# Given instruction
Identify the line with "Output a JSON"; copy word for word that line and every one after it, to the end of the listing. Exclude pictures.

# Provided records

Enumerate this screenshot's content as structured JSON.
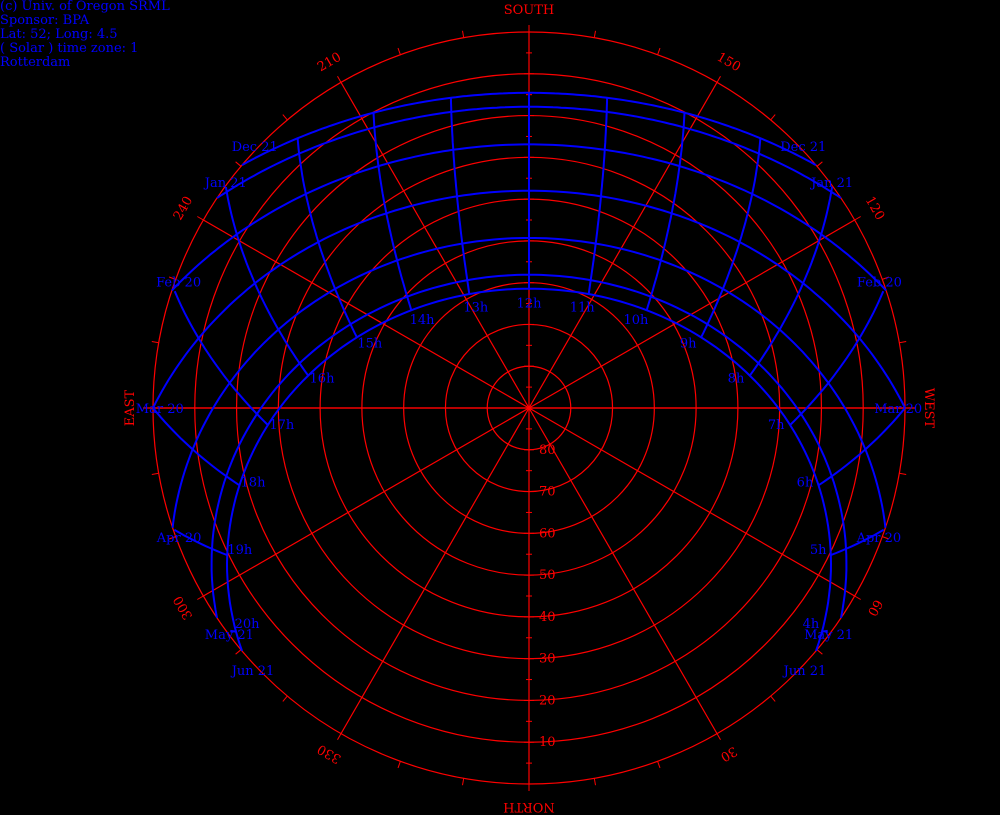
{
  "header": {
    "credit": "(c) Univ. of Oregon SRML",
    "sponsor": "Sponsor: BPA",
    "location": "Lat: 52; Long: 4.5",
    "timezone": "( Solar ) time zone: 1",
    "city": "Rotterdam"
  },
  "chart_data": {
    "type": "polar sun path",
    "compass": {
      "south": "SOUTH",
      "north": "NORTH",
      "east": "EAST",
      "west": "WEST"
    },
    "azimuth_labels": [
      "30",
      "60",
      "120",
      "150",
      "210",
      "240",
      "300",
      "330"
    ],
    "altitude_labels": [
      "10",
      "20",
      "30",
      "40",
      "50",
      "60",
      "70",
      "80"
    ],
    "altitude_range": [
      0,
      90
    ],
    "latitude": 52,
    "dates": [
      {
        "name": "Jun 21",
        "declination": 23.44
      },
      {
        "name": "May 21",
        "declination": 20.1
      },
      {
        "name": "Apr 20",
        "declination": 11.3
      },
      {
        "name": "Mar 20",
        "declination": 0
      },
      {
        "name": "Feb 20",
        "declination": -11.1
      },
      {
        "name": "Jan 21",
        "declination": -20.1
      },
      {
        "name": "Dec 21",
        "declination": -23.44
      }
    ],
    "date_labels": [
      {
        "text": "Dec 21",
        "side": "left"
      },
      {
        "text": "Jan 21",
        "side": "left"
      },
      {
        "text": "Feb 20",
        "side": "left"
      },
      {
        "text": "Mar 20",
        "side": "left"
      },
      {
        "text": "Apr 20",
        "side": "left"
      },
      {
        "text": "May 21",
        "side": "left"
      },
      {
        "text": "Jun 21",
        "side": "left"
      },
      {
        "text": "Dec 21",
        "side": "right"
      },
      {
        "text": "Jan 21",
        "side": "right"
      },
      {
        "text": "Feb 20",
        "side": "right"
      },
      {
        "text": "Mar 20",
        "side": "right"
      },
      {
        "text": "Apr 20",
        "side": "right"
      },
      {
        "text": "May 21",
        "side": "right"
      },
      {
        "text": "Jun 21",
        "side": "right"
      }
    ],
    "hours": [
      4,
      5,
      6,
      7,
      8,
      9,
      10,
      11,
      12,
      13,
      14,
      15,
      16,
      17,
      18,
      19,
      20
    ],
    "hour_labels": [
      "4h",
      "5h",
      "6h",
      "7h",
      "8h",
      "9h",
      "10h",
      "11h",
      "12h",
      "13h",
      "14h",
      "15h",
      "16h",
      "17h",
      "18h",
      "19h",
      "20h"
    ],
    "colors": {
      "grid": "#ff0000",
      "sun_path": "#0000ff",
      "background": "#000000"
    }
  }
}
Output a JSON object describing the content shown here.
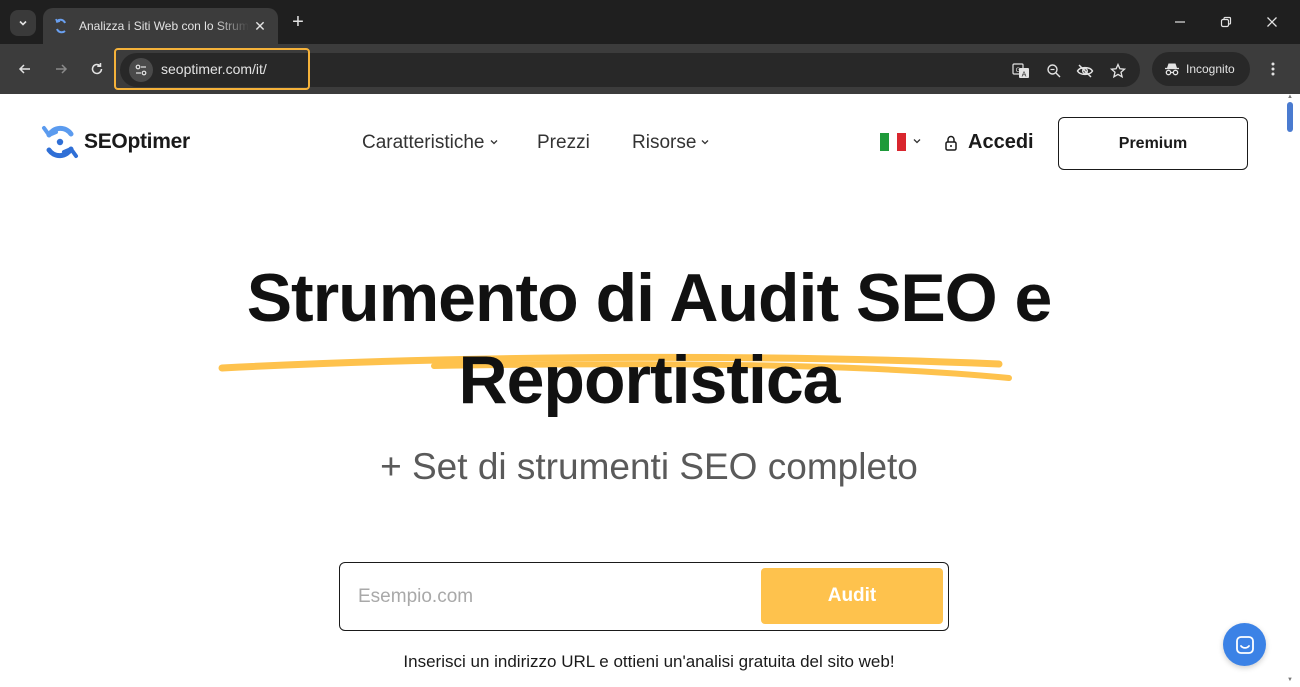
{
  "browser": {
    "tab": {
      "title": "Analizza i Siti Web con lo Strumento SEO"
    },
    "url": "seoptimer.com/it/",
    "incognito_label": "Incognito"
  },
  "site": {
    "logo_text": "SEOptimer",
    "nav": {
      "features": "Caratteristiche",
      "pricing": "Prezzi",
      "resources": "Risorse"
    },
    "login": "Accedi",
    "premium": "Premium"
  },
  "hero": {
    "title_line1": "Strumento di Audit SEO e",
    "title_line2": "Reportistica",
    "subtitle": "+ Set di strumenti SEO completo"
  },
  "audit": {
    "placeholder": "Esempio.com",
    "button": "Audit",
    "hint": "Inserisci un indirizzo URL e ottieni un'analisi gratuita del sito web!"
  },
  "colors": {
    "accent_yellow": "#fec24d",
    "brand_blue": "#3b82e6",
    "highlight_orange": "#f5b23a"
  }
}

# Exercise answer
Output a JSON object describing the content shown here.
{
  "browser": {
    "tab": {
      "title": "Analizza i Siti Web con lo Strumento SEO"
    },
    "url": "seoptimer.com/it/",
    "incognito_label": "Incognito"
  },
  "site": {
    "logo_text": "SEOptimer",
    "nav": {
      "features": "Caratteristiche",
      "pricing": "Prezzi",
      "resources": "Risorse"
    },
    "login": "Accedi",
    "premium": "Premium"
  },
  "hero": {
    "title_line1": "Strumento di Audit SEO e",
    "title_line2": "Reportistica",
    "subtitle": "+ Set di strumenti SEO completo"
  },
  "audit": {
    "placeholder": "Esempio.com",
    "button": "Audit",
    "hint": "Inserisci un indirizzo URL e ottieni un'analisi gratuita del sito web!"
  },
  "colors": {
    "accent_yellow": "#fec24d",
    "brand_blue": "#3b82e6",
    "highlight_orange": "#f5b23a"
  }
}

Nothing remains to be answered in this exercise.